Extracted data entries:

===

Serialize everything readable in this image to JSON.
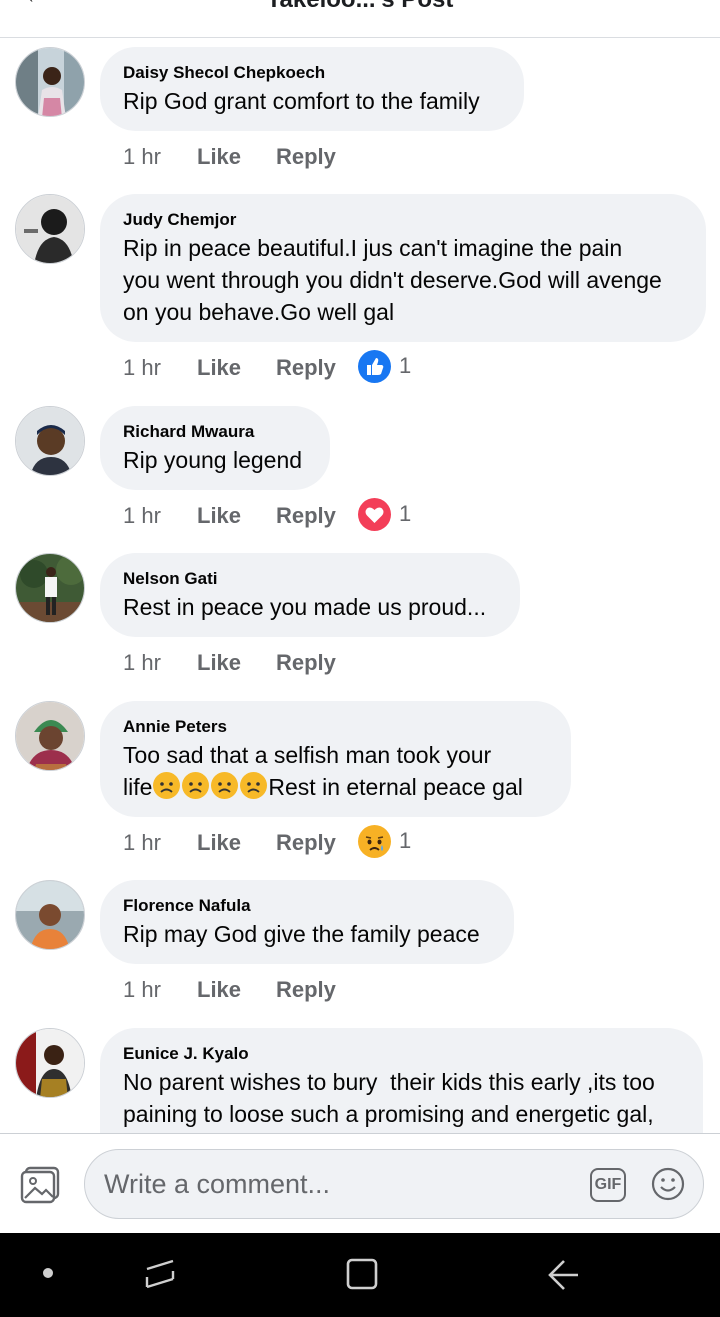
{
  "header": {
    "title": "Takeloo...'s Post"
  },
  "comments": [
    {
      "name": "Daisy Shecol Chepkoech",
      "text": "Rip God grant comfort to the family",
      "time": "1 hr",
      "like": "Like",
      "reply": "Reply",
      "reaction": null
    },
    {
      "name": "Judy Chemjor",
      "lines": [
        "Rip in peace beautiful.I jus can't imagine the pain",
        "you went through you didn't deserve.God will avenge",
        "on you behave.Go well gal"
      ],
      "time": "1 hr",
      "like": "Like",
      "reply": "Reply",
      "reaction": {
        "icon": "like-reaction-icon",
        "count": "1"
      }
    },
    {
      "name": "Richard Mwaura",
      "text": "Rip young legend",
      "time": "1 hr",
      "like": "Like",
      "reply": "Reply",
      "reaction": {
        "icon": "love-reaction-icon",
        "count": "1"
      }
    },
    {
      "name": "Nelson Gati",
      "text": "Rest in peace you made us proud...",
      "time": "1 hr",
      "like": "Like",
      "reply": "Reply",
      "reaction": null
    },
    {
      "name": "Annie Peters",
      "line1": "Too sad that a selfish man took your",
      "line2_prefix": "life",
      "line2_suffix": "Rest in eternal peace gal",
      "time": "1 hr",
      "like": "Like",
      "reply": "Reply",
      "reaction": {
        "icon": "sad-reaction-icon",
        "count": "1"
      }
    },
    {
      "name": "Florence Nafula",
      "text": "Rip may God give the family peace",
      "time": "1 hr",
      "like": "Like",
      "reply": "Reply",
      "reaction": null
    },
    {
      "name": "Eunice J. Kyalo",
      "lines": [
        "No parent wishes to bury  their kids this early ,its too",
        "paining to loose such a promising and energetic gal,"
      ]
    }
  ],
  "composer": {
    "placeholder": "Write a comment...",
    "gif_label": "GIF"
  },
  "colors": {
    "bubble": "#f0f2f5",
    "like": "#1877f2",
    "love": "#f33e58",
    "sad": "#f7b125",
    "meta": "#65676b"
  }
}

===

From the data above, copy each line that has the string "name".

RESULT OF THIS TASK:
      "name": "Daisy Shecol Chepkoech",
      "name": "Judy Chemjor",
      "name": "Richard Mwaura",
      "name": "Nelson Gati",
      "name": "Annie Peters",
      "name": "Florence Nafula",
      "name": "Eunice J. Kyalo",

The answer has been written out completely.